AIM OF THE EXERCISE: Go through the data and copy every line exactly, but not the images.

RECORD LIST:
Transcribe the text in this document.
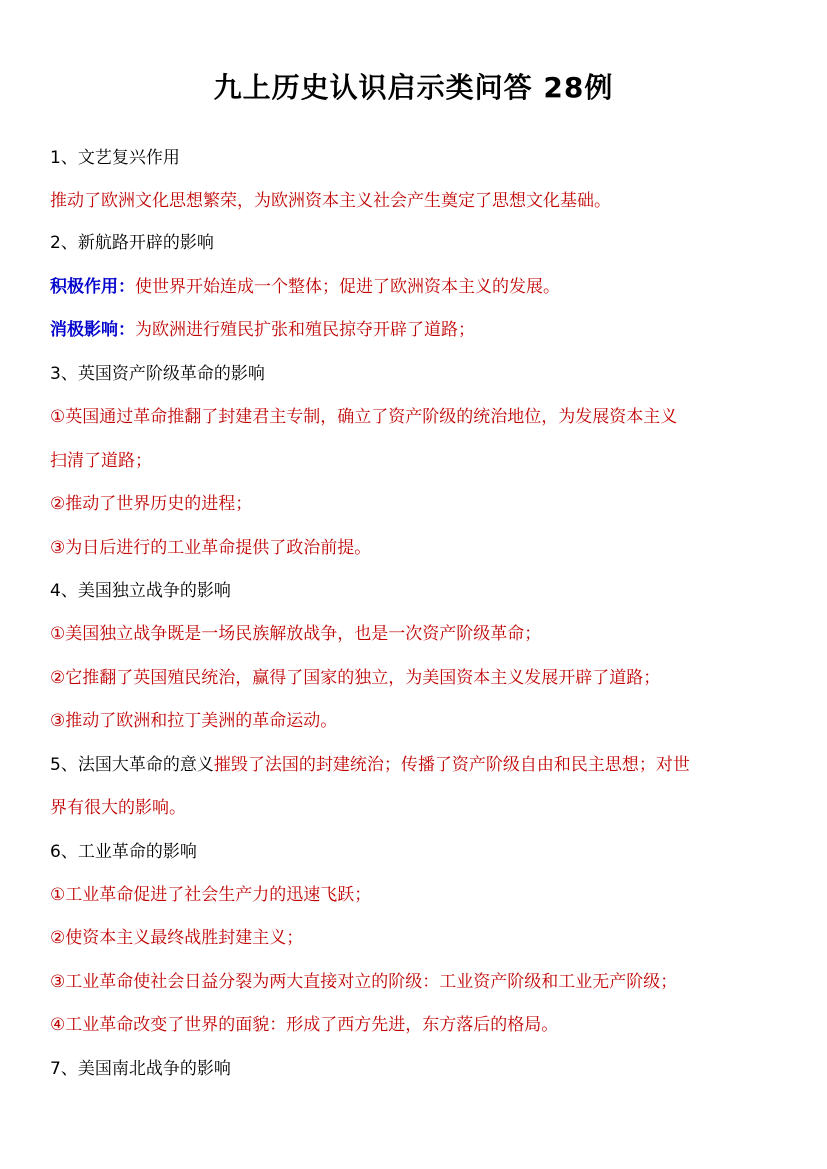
九上历史认识启示类问答 28例
1、文艺复兴作用
推动了欧洲文化思想繁荣，为欧洲资本主义社会产生奠定了思想文化基础。
2、新航路开辟的影响
积极作用：使世界开始连成一个整体；促进了欧洲资本主义的发展。
消极影响：为欧洲进行殖民扩张和殖民掠夺开辟了道路；
3、英国资产阶级革命的影响
①英国通过革命推翻了封建君主专制，确立了资产阶级的统治地位，为发展资本主义
扫清了道路；
②推动了世界历史的进程；
③为日后进行的工业革命提供了政治前提。
4、美国独立战争的影响
①美国独立战争既是一场民族解放战争，也是一次资产阶级革命；
②它推翻了英国殖民统治，赢得了国家的独立，为美国资本主义发展开辟了道路；
③推动了欧洲和拉丁美洲的革命运动。
5、法国大革命的意义摧毁了法国的封建统治；传播了资产阶级自由和民主思想；对世
界有很大的影响。
6、工业革命的影响
①工业革命促进了社会生产力的迅速飞跃；
②使资本主义最终战胜封建主义；
③工业革命使社会日益分裂为两大直接对立的阶级：工业资产阶级和工业无产阶级；
④工业革命改变了世界的面貌：形成了西方先进，东方落后的格局。
7、美国南北战争的影响
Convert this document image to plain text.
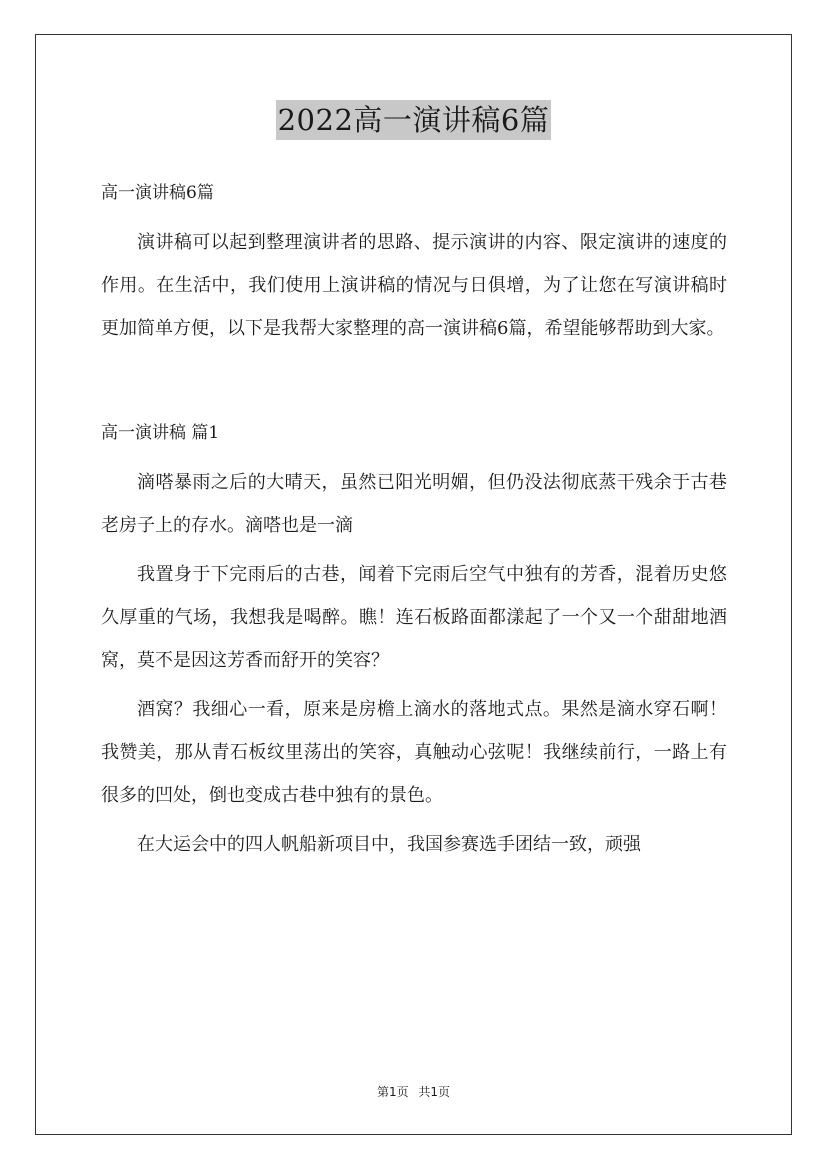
2022高一演讲稿6篇

高一演讲稿6篇

演讲稿可以起到整理演讲者的思路、提示演讲的内容、限定演讲的速度的作用。在生活中，我们使用上演讲稿的情况与日俱增，为了让您在写演讲稿时更加简单方便，以下是我帮大家整理的高一演讲稿6篇，希望能够帮助到大家。

高一演讲稿 篇1

滴嗒暴雨之后的大晴天，虽然已阳光明媚，但仍没法彻底蒸干残余于古巷老房子上的存水。滴嗒也是一滴

我置身于下完雨后的古巷，闻着下完雨后空气中独有的芳香，混着历史悠久厚重的气场，我想我是喝醉。瞧！连石板路面都漾起了一个又一个甜甜地酒窝，莫不是因这芳香而舒开的笑容？

酒窝？我细心一看，原来是房檐上滴水的落地式点。果然是滴水穿石啊！我赞美，那从青石板纹里荡出的笑容，真触动心弦呢！我继续前行，一路上有很多的凹处，倒也变成古巷中独有的景色。

在大运会中的四人帆船新项目中，我国参赛选手团结一致，顽强

第1页 共1页
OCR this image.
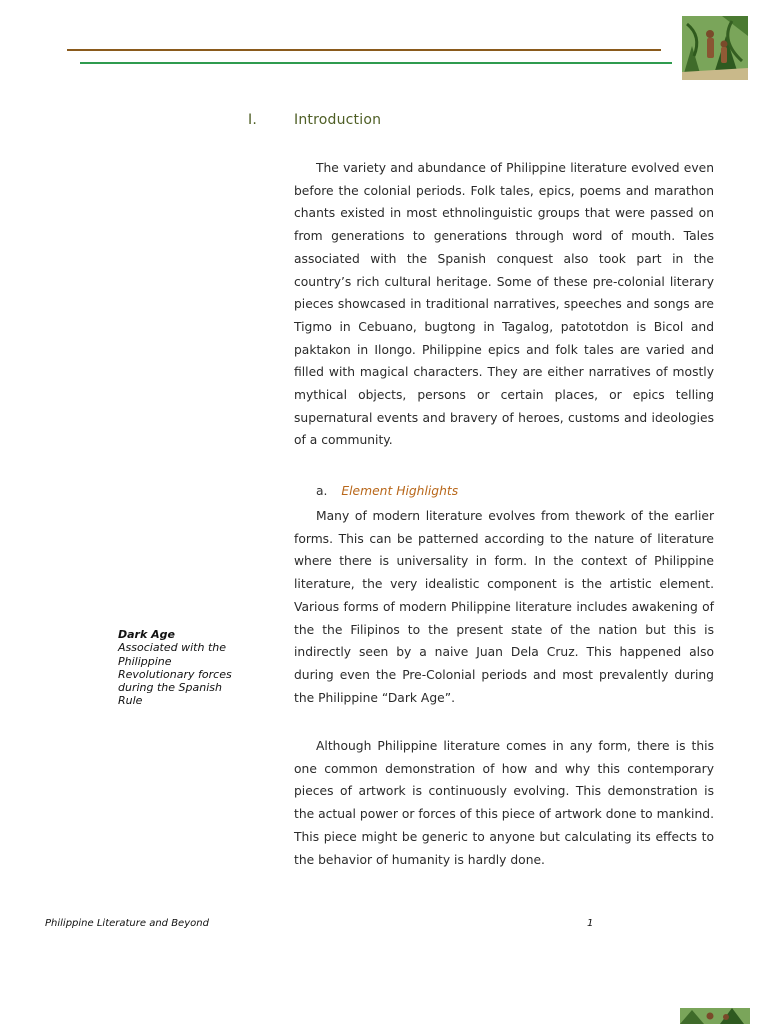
I.	Introduction

The variety and abundance of Philippine literature evolved even before the colonial periods. Folk tales, epics, poems and marathon chants existed in most ethnolinguistic groups that were passed on from generations to generations through word of mouth. Tales associated with the Spanish conquest also took part in the country’s rich cultural heritage. Some of these pre-colonial literary pieces showcased in traditional narratives, speeches and songs are Tigmo in Cebuano, bugtong in Tagalog, patototdon is Bicol and paktakon in Ilongo. Philippine epics and folk tales are varied and filled with magical characters. They are either narratives of mostly mythical objects, persons or certain places, or epics telling supernatural events and bravery of heroes, customs and ideologies of a community.

a. Element Highlights

Many of modern literature evolves from thework of the earlier forms. This can be patterned according to the nature of literature where there is universality in form. In the context of Philippine literature, the very idealistic component is the artistic element. Various forms of modern Philippine literature includes awakening of the the Filipinos to the present state of the nation but this is indirectly seen by a naive Juan Dela Cruz. This happened also during even the Pre-Colonial periods and most prevalently during the Philippine “Dark Age”.

Dark Age
Associated with the Philippine Revolutionary forces during the Spanish Rule

Although Philippine literature comes in any form, there is this one common demonstration of how and why this contemporary pieces of artwork is continuously evolving. This demonstration is the actual power or forces of this piece of artwork done to mankind. This piece might be generic to anyone but calculating its effects to the behavior of humanity is hardly done.

Philippine Literature and Beyond	1
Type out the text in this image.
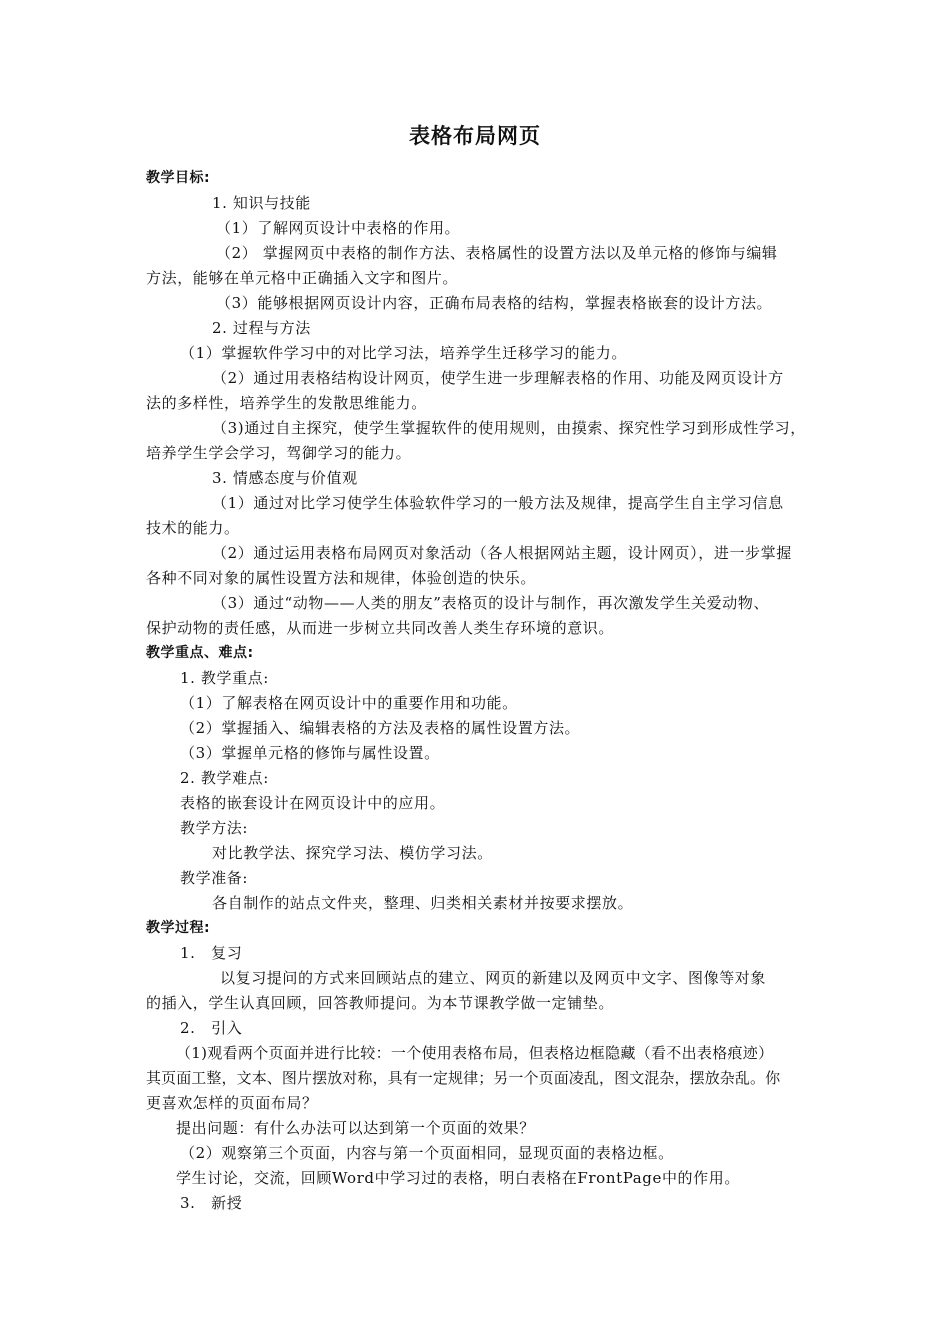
表格布局网页
教学目标:
1. 知识与技能
（1）了解网页设计中表格的作用。
（2） 掌握网页中表格的制作方法、表格属性的设置方法以及单元格的修饰与编辑
方法，能够在单元格中正确插入文字和图片。
（3）能够根据网页设计内容，正确布局表格的结构，掌握表格嵌套的设计方法。
2. 过程与方法
（1）掌握软件学习中的对比学习法，培养学生迁移学习的能力。
（2）通过用表格结构设计网页，使学生进一步理解表格的作用、功能及网页设计方
法的多样性，培养学生的发散思维能力。
（3)通过自主探究，使学生掌握软件的使用规则，由摸索、探究性学习到形成性学习，
培养学生学会学习，驾御学习的能力。
3. 情感态度与价值观
（1）通过对比学习使学生体验软件学习的一般方法及规律，提高学生自主学习信息
技术的能力。
（2）通过运用表格布局网页对象活动（各人根据网站主题，设计网页），进一步掌握
各种不同对象的属性设置方法和规律，体验创造的快乐。
（3）通过“动物——人类的朋友”表格页的设计与制作，再次激发学生关爱动物、
保护动物的责任感，从而进一步树立共同改善人类生存环境的意识。
教学重点、难点:
1. 教学重点:
（1）了解表格在网页设计中的重要作用和功能。
（2）掌握插入、编辑表格的方法及表格的属性设置方法。
（3）掌握单元格的修饰与属性设置。
2. 教学难点:
表格的嵌套设计在网页设计中的应用。
教学方法:
对比教学法、探究学习法、模仿学习法。
教学准备:
各自制作的站点文件夹，整理、归类相关素材并按要求摆放。
教学过程:
1.　复习
以复习提问的方式来回顾站点的建立、网页的新建以及网页中文字、图像等对象
的插入，学生认真回顾，回答教师提问。为本节课教学做一定铺垫。
2.　引入
（1)观看两个页面并进行比较：一个使用表格布局，但表格边框隐藏（看不出表格痕迹）
其页面工整，文本、图片摆放对称，具有一定规律；另一个页面凌乱，图文混杂，摆放杂乱。你
更喜欢怎样的页面布局？
提出问题：有什么办法可以达到第一个页面的效果？
（2）观察第三个页面，内容与第一个页面相同，显现页面的表格边框。
学生讨论，交流，回顾Word中学习过的表格，明白表格在FrontPage中的作用。
3.　新授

FINISHED ANSWER:
Transcribe the text in this document.
九上历史认识启示类问答 28例
1、文艺复兴作用
推动了欧洲文化思想繁荣，为欧洲资本主义社会产生奠定了思想文化基础。
2、新航路开辟的影响
积极作用：使世界开始连成一个整体；促进了欧洲资本主义的发展。
消极影响：为欧洲进行殖民扩张和殖民掠夺开辟了道路；
3、英国资产阶级革命的影响
①英国通过革命推翻了封建君主专制，确立了资产阶级的统治地位，为发展资本主义
扫清了道路；
②推动了世界历史的进程；
③为日后进行的工业革命提供了政治前提。
4、美国独立战争的影响
①美国独立战争既是一场民族解放战争，也是一次资产阶级革命；
②它推翻了英国殖民统治，赢得了国家的独立，为美国资本主义发展开辟了道路；
③推动了欧洲和拉丁美洲的革命运动。
5、法国大革命的意义摧毁了法国的封建统治；传播了资产阶级自由和民主思想；对世
界有很大的影响。
6、工业革命的影响
①工业革命促进了社会生产力的迅速飞跃；
②使资本主义最终战胜封建主义；
③工业革命使社会日益分裂为两大直接对立的阶级：工业资产阶级和工业无产阶级；
④工业革命改变了世界的面貌：形成了西方先进，东方落后的格局。
7、美国南北战争的影响
Convert this document image to plain text.
2022高一演讲稿6篇

高一演讲稿6篇

演讲稿可以起到整理演讲者的思路、提示演讲的内容、限定演讲的速度的作用。在生活中，我们使用上演讲稿的情况与日俱增，为了让您在写演讲稿时更加简单方便，以下是我帮大家整理的高一演讲稿6篇，希望能够帮助到大家。

高一演讲稿 篇1

滴嗒暴雨之后的大晴天，虽然已阳光明媚，但仍没法彻底蒸干残余于古巷老房子上的存水。滴嗒也是一滴

我置身于下完雨后的古巷，闻着下完雨后空气中独有的芳香，混着历史悠久厚重的气场，我想我是喝醉。瞧！连石板路面都漾起了一个又一个甜甜地酒窝，莫不是因这芳香而舒开的笑容？

酒窝？我细心一看，原来是房檐上滴水的落地式点。果然是滴水穿石啊！我赞美，那从青石板纹里荡出的笑容，真触动心弦呢！我继续前行，一路上有很多的凹处，倒也变成古巷中独有的景色。

在大运会中的四人帆船新项目中，我国参赛选手团结一致，顽强

第1页 共1页
OCR this image.
I.	Introduction

The variety and abundance of Philippine literature evolved even before the colonial periods. Folk tales, epics, poems and marathon chants existed in most ethnolinguistic groups that were passed on from generations to generations through word of mouth. Tales associated with the Spanish conquest also took part in the country’s rich cultural heritage. Some of these pre-colonial literary pieces showcased in traditional narratives, speeches and songs are Tigmo in Cebuano, bugtong in Tagalog, patototdon is Bicol and paktakon in Ilongo. Philippine epics and folk tales are varied and filled with magical characters. They are either narratives of mostly mythical objects, persons or certain places, or epics telling supernatural events and bravery of heroes, customs and ideologies of a community.

a. Element Highlights

Many of modern literature evolves from thework of the earlier forms. This can be patterned according to the nature of literature where there is universality in form. In the context of Philippine literature, the very idealistic component is the artistic element. Various forms of modern Philippine literature includes awakening of the the Filipinos to the present state of the nation but this is indirectly seen by a naive Juan Dela Cruz. This happened also during even the Pre-Colonial periods and most prevalently during the Philippine “Dark Age”.

Dark Age
Associated with the Philippine Revolutionary forces during the Spanish Rule

Although Philippine literature comes in any form, there is this one common demonstration of how and why this contemporary pieces of artwork is continuously evolving. This demonstration is the actual power or forces of this piece of artwork done to mankind. This piece might be generic to anyone but calculating its effects to the behavior of humanity is hardly done.

Philippine Literature and Beyond	1
Type out the text in this image.
表格布局网页
教学目标:
1. 知识与技能
（1）了解网页设计中表格的作用。
（2） 掌握网页中表格的制作方法、表格属性的设置方法以及单元格的修饰与编辑
方法，能够在单元格中正确插入文字和图片。
（3）能够根据网页设计内容，正确布局表格的结构，掌握表格嵌套的设计方法。
2. 过程与方法
（1）掌握软件学习中的对比学习法，培养学生迁移学习的能力。
（2）通过用表格结构设计网页，使学生进一步理解表格的作用、功能及网页设计方
法的多样性，培养学生的发散思维能力。
（3)通过自主探究，使学生掌握软件的使用规则，由摸索、探究性学习到形成性学习，
培养学生学会学习，驾御学习的能力。
3. 情感态度与价值观
（1）通过对比学习使学生体验软件学习的一般方法及规律，提高学生自主学习信息
技术的能力。
（2）通过运用表格布局网页对象活动（各人根据网站主题，设计网页），进一步掌握
各种不同对象的属性设置方法和规律，体验创造的快乐。
（3）通过“动物——人类的朋友”表格页的设计与制作，再次激发学生关爱动物、
保护动物的责任感，从而进一步树立共同改善人类生存环境的意识。
教学重点、难点:
1. 教学重点:
（1）了解表格在网页设计中的重要作用和功能。
（2）掌握插入、编辑表格的方法及表格的属性设置方法。
（3）掌握单元格的修饰与属性设置。
2. 教学难点:
表格的嵌套设计在网页设计中的应用。
教学方法:
对比教学法、探究学习法、模仿学习法。
教学准备:
各自制作的站点文件夹，整理、归类相关素材并按要求摆放。
教学过程:
1.　复习
以复习提问的方式来回顾站点的建立、网页的新建以及网页中文字、图像等对象
的插入，学生认真回顾，回答教师提问。为本节课教学做一定铺垫。
2.　引入
（1)观看两个页面并进行比较：一个使用表格布局，但表格边框隐藏（看不出表格痕迹）
其页面工整，文本、图片摆放对称，具有一定规律；另一个页面凌乱，图文混杂，摆放杂乱。你
更喜欢怎样的页面布局？
提出问题：有什么办法可以达到第一个页面的效果？
（2）观察第三个页面，内容与第一个页面相同，显现页面的表格边框。
学生讨论，交流，回顾Word中学习过的表格，明白表格在FrontPage中的作用。
3.　新授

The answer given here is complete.